• _Задание_
Выведите без изменений часть приведенного ниже фрагмента дневника, всё от слов «Суббота, 20 марта» и вниз до слов «теперь пишу по-настоящему.».

• _Фрагмент текста_

Вторник, 9 марта
Что до приема Мэри[96], то, если не считать мою обычную робость в отношении пудры, румян, туфель, чулок, я была счастлива благодаря высшей власти литературы. Она считает нас милыми и здравомыслящими. Я имею в виду Джорджа Мура, меня.
У него розовое глуповатое лицо; голубые глаза, как непроницаемые мраморные камешки; шапка белоснежных волос; маленькие слабые ручки; покатые плечи; большой живот; отлично пригнанный вычищенный костюм; и великолепные манеры, как я это понимаю. Это значит, что он говорит не заискивая и не подавляя собеседника, принимая меня такой, какая я есть, — и всех такими, какие они есть. Несмотря ни на что, он не запуган, не забит, живой и умный. А что о Гарди и Генри Джеймсе?
«Я довольно скромный человек; но вынужден признать, «Эстер Уотерс»[97] мне нравится больше, чем «Тесс»[98]. Что можно сказать в пользу этого человека? Он не умеет писать. Он не умеет рассказать историю. А ведь суть художественной литературы в искусстве рассказывать истории. Вот он заставляет женщину признаваться. Как он это делает? От третьего лица — а ведь сцена должна быть трогательной, впечатляющей. Представляете, как бы это сделал Толстой!»
«Однако, — сказал Джек[99], — «Война и мир» величайший роман в мировой литературе. Я помню сцену, в которой Наталия приклеивает усы и Ростов, в первый раз обратив на нее внимание, влюбляется.
Нет, мой добрый друг, в этом нет ничего исключительного. Самая обыкновенная наблюдательность. Однако, мой добрый друг (это он мне, замешкавшись, прежде чем назвать меня так), не хотите ли вы что-нибудь сказать о Гарди? Вам нечего сказать. Худшая часть английской литературы — английская художественная литература. Сравните ее с французской — с русской. Генри Джеймс написал несколько прелестных вещичек, прежде чем выработал свой жаргон. Но они о богатых людях. Нельзя писать рассказы о богатых людях, если, как я полагаю, хочешь сказать, что у них нет инстинктов. Ни один из его персонажей не знает истинной страсти. Анна Бронте была величайшей из всех Бронте. Конрад не умел писать». И так далее. Но это уже устарело.
Суббота, 20 марта
Вчера я спрашивала себя, что будет со всеми моими дневниками. Если я умру, что Лео сделает с ними? Ему не захочется жечь их; но он не сможет их опубликовать. Полагаю, он выберет что-то из них и составит книгу, а остальные сожжет. Смею заметить, книга получится небольшой, если все каракули и загогулины немного выпрямить. Ну да Бог с ними. Это все из-за легкой меланхолии, которая время от времени находит на меня и заставляет думать, будто я старая и уродливая. Повторяюсь. Все же, насколько я понимаю, я лишь теперь пишу по-настоящему.

• _Фрагмент набора данных_
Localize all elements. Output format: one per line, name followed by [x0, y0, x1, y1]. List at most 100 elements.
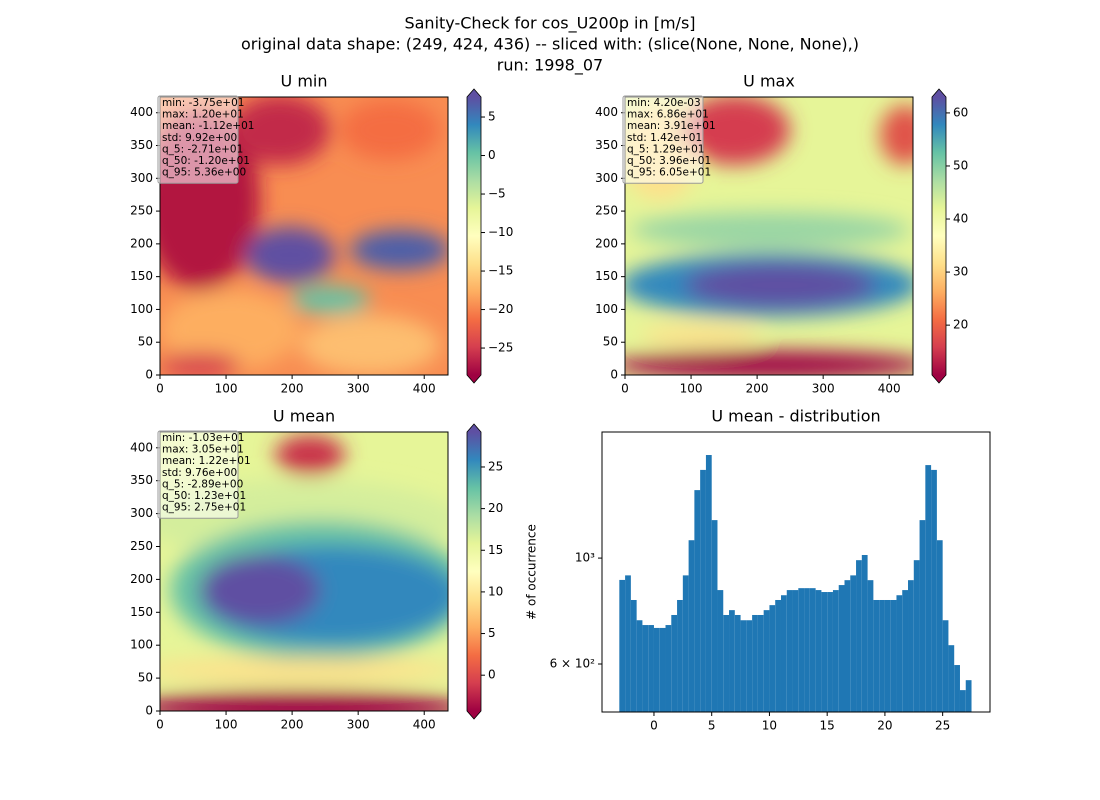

• _Результат выполнения_
Суббота, 20 марта
Вчера я спрашивала себя, что будет со всеми моими дневниками. Если я умру, что Лео сделает с ними? Ему не захочется жечь их; но он не сможет их опубликовать. Полагаю, он выберет что-то из них и составит книгу, а остальные сожжет. Смею заметить, книга получится небольшой, если все каракули и загогулины немного выпрямить. Ну да Бог с ними. Это все из-за легкой меланхолии, которая время от времени находит на меня и заставляет думать, будто я старая и уродливая. Повторяюсь. Все же, насколько я понимаю, я лишь теперь пишу по-настоящему.